TASK DETAILS:
Please retype the records below exactly, leaving out any pictures.

════════════════════

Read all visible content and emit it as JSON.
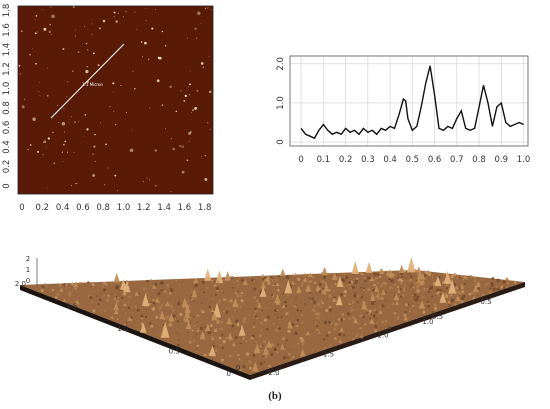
{
  "afm_image": {
    "x_ticks": [
      "0",
      "0.2",
      "0.4",
      "0.6",
      "0.8",
      "1.0",
      "1.2",
      "1.4",
      "1.6",
      "1.8"
    ],
    "y_ticks": [
      "0",
      "0.2",
      "0.4",
      "0.6",
      "0.8",
      "1.0",
      "1.2",
      "1.4",
      "1.6",
      "1.8"
    ],
    "line_label": "1.1 Micron",
    "colors": {
      "background": "#5a1a08",
      "speck": "#f7e6c3",
      "line": "#ffffff"
    }
  },
  "chart_data": {
    "type": "line",
    "x_ticks": [
      "0",
      "0.1",
      "0.2",
      "0.3",
      "0.4",
      "0.5",
      "0.6",
      "0.7",
      "0.8",
      "0.9",
      "1.0"
    ],
    "y_ticks": [
      "0",
      "1.0",
      "2.0"
    ],
    "xlim": [
      -0.05,
      1.02
    ],
    "ylim": [
      -0.1,
      2.2
    ],
    "grid": true,
    "series": [
      {
        "color": "#111111",
        "x": [
          0.0,
          0.02,
          0.04,
          0.06,
          0.08,
          0.1,
          0.12,
          0.14,
          0.16,
          0.18,
          0.2,
          0.22,
          0.24,
          0.26,
          0.28,
          0.3,
          0.32,
          0.34,
          0.36,
          0.38,
          0.4,
          0.42,
          0.44,
          0.46,
          0.47,
          0.48,
          0.5,
          0.52,
          0.54,
          0.56,
          0.58,
          0.6,
          0.62,
          0.64,
          0.66,
          0.68,
          0.7,
          0.72,
          0.74,
          0.76,
          0.78,
          0.8,
          0.82,
          0.84,
          0.86,
          0.88,
          0.9,
          0.92,
          0.94,
          0.96,
          0.98,
          1.0
        ],
        "y": [
          0.35,
          0.2,
          0.15,
          0.1,
          0.3,
          0.45,
          0.3,
          0.2,
          0.25,
          0.2,
          0.35,
          0.25,
          0.3,
          0.2,
          0.35,
          0.25,
          0.3,
          0.2,
          0.35,
          0.3,
          0.4,
          0.35,
          0.7,
          1.1,
          1.05,
          0.6,
          0.3,
          0.4,
          0.9,
          1.5,
          1.95,
          1.2,
          0.35,
          0.3,
          0.4,
          0.35,
          0.6,
          0.8,
          0.35,
          0.3,
          0.35,
          0.9,
          1.45,
          1.0,
          0.4,
          0.9,
          1.0,
          0.5,
          0.4,
          0.45,
          0.5,
          0.45
        ]
      }
    ]
  },
  "surface_plot": {
    "z_ticks": [
      "2",
      "1",
      "0"
    ],
    "left_axis_ticks": [
      "2.0",
      "1.5",
      "1.0",
      "0.5",
      "0"
    ],
    "right_axis_ticks": [
      "0.5",
      "1.0",
      "1.5",
      "2.0"
    ],
    "inner_right_ticks": [
      "1.0",
      "0.5"
    ],
    "corner_label": "0",
    "colors": {
      "surface": "#9a6840",
      "peak": "#e2b07a",
      "base": "#1c1410"
    }
  },
  "caption": "(b)"
}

════════════════════

SOLUTION:
Read all visible content and emit it as JSON.
{
  "afm_image": {
    "x_ticks": [
      "0",
      "0.2",
      "0.4",
      "0.6",
      "0.8",
      "1.0",
      "1.2",
      "1.4",
      "1.6",
      "1.8"
    ],
    "y_ticks": [
      "0",
      "0.2",
      "0.4",
      "0.6",
      "0.8",
      "1.0",
      "1.2",
      "1.4",
      "1.6",
      "1.8"
    ],
    "line_label": "1.1 Micron",
    "colors": {
      "background": "#5a1a08",
      "speck": "#f7e6c3",
      "line": "#ffffff"
    }
  },
  "chart_data": {
    "type": "line",
    "x_ticks": [
      "0",
      "0.1",
      "0.2",
      "0.3",
      "0.4",
      "0.5",
      "0.6",
      "0.7",
      "0.8",
      "0.9",
      "1.0"
    ],
    "y_ticks": [
      "0",
      "1.0",
      "2.0"
    ],
    "xlim": [
      -0.05,
      1.02
    ],
    "ylim": [
      -0.1,
      2.2
    ],
    "grid": true,
    "series": [
      {
        "color": "#111111",
        "x": [
          0.0,
          0.02,
          0.04,
          0.06,
          0.08,
          0.1,
          0.12,
          0.14,
          0.16,
          0.18,
          0.2,
          0.22,
          0.24,
          0.26,
          0.28,
          0.3,
          0.32,
          0.34,
          0.36,
          0.38,
          0.4,
          0.42,
          0.44,
          0.46,
          0.47,
          0.48,
          0.5,
          0.52,
          0.54,
          0.56,
          0.58,
          0.6,
          0.62,
          0.64,
          0.66,
          0.68,
          0.7,
          0.72,
          0.74,
          0.76,
          0.78,
          0.8,
          0.82,
          0.84,
          0.86,
          0.88,
          0.9,
          0.92,
          0.94,
          0.96,
          0.98,
          1.0
        ],
        "y": [
          0.35,
          0.2,
          0.15,
          0.1,
          0.3,
          0.45,
          0.3,
          0.2,
          0.25,
          0.2,
          0.35,
          0.25,
          0.3,
          0.2,
          0.35,
          0.25,
          0.3,
          0.2,
          0.35,
          0.3,
          0.4,
          0.35,
          0.7,
          1.1,
          1.05,
          0.6,
          0.3,
          0.4,
          0.9,
          1.5,
          1.95,
          1.2,
          0.35,
          0.3,
          0.4,
          0.35,
          0.6,
          0.8,
          0.35,
          0.3,
          0.35,
          0.9,
          1.45,
          1.0,
          0.4,
          0.9,
          1.0,
          0.5,
          0.4,
          0.45,
          0.5,
          0.45
        ]
      }
    ]
  },
  "surface_plot": {
    "z_ticks": [
      "2",
      "1",
      "0"
    ],
    "left_axis_ticks": [
      "2.0",
      "1.5",
      "1.0",
      "0.5",
      "0"
    ],
    "right_axis_ticks": [
      "0.5",
      "1.0",
      "1.5",
      "2.0"
    ],
    "inner_right_ticks": [
      "1.0",
      "0.5"
    ],
    "corner_label": "0",
    "colors": {
      "surface": "#9a6840",
      "peak": "#e2b07a",
      "base": "#1c1410"
    }
  },
  "caption": "(b)"
}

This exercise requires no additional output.